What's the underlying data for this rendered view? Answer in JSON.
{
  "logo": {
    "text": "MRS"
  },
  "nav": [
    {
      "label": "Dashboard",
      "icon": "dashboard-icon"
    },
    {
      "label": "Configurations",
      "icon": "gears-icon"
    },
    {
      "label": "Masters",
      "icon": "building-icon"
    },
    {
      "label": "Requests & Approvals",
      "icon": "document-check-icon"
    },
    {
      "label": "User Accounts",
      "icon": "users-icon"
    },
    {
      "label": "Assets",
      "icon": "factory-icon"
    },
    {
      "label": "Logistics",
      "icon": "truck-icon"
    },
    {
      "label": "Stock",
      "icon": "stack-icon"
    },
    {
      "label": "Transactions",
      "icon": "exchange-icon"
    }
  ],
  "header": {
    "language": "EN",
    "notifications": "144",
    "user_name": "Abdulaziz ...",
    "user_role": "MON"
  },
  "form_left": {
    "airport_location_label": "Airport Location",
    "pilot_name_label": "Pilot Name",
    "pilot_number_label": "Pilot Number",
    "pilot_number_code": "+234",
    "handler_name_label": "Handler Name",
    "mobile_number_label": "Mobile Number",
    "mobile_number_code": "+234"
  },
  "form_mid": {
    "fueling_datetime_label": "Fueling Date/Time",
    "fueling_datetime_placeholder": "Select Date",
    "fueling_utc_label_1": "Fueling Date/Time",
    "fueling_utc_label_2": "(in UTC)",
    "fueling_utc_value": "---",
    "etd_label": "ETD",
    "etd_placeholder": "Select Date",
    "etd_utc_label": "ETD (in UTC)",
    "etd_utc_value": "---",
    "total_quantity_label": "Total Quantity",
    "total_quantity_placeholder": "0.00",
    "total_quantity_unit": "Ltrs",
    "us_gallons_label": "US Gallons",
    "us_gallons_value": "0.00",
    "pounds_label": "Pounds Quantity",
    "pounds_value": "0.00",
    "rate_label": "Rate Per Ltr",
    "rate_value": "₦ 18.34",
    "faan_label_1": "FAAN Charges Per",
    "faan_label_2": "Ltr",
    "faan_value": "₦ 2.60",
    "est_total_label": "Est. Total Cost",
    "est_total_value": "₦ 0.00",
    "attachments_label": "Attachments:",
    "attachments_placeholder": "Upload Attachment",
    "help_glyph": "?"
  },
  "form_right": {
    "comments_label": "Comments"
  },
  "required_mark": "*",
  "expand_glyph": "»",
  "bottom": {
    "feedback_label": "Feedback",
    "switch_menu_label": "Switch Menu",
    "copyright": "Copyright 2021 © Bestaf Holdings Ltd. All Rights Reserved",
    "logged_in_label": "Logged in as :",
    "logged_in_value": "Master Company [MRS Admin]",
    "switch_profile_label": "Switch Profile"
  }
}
——
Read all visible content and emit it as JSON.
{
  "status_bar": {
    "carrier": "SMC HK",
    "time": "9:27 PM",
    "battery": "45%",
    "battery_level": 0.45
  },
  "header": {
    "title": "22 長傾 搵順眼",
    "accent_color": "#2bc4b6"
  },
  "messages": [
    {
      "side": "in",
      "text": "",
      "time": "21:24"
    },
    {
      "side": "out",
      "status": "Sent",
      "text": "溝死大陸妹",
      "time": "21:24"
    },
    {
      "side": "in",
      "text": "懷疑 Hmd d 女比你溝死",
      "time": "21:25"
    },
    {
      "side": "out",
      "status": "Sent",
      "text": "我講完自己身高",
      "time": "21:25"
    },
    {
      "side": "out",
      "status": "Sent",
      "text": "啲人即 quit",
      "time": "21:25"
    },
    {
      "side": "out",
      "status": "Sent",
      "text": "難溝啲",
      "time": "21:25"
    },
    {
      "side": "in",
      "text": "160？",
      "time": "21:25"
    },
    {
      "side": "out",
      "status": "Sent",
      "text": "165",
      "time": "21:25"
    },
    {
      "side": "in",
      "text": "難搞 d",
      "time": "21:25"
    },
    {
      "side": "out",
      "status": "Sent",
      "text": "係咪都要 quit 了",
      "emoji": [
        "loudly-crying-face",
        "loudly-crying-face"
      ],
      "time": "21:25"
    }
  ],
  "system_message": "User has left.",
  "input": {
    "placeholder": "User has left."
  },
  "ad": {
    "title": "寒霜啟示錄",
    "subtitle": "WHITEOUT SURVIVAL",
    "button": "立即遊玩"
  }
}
——
In the entries above, identify every line with the string "Switch".

### [RESPONSE FOR THIS EXERCISE]
    "switch_menu_label": "Switch Menu",
    "switch_profile_label": "Switch Profile"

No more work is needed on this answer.